MATERIAL =
◆ ◆ ◆ ◆ ◆ ◆ ◆

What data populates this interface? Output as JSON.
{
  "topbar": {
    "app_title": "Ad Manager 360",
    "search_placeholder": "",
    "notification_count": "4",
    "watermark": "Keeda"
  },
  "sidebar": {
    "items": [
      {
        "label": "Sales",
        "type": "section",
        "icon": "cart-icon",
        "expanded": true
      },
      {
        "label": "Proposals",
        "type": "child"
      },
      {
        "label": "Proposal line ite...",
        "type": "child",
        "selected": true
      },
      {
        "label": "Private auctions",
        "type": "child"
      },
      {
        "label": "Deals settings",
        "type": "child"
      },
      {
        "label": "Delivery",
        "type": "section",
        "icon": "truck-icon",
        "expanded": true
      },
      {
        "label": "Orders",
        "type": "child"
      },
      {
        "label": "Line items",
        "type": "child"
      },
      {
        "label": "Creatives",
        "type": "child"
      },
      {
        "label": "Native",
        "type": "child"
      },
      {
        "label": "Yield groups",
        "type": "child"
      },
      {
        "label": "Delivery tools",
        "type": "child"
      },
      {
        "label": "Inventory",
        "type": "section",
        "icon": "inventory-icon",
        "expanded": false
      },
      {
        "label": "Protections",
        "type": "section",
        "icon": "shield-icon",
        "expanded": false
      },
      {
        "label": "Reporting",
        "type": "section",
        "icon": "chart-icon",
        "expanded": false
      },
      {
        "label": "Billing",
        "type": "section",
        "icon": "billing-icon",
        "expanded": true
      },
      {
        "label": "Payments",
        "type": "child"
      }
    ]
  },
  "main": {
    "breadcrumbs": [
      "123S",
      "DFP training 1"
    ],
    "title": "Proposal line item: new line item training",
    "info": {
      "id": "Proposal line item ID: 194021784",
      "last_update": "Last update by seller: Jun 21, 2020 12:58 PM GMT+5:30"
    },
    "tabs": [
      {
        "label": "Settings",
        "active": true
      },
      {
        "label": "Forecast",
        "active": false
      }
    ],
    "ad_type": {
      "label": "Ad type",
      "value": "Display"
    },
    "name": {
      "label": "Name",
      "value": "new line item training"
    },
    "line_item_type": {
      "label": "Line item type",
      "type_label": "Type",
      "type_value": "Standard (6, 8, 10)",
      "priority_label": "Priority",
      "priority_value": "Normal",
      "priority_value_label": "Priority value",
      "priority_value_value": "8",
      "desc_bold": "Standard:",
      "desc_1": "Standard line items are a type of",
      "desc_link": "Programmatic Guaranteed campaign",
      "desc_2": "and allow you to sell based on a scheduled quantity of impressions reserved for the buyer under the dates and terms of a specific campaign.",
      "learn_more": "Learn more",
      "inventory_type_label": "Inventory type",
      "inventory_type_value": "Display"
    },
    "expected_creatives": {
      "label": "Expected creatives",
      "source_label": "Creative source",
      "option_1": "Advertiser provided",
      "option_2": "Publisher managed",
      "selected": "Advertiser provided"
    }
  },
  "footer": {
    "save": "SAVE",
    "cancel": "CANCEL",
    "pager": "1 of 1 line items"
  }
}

◆ ◆ ◆ ◆ ◆ ◆ ◆

STATED GOAL =
From the data above, pick out each line containing "Advertiser" and copy it.

WORKED SOLUTION =
      "option_1": "Advertiser provided",
      "selected": "Advertiser provided"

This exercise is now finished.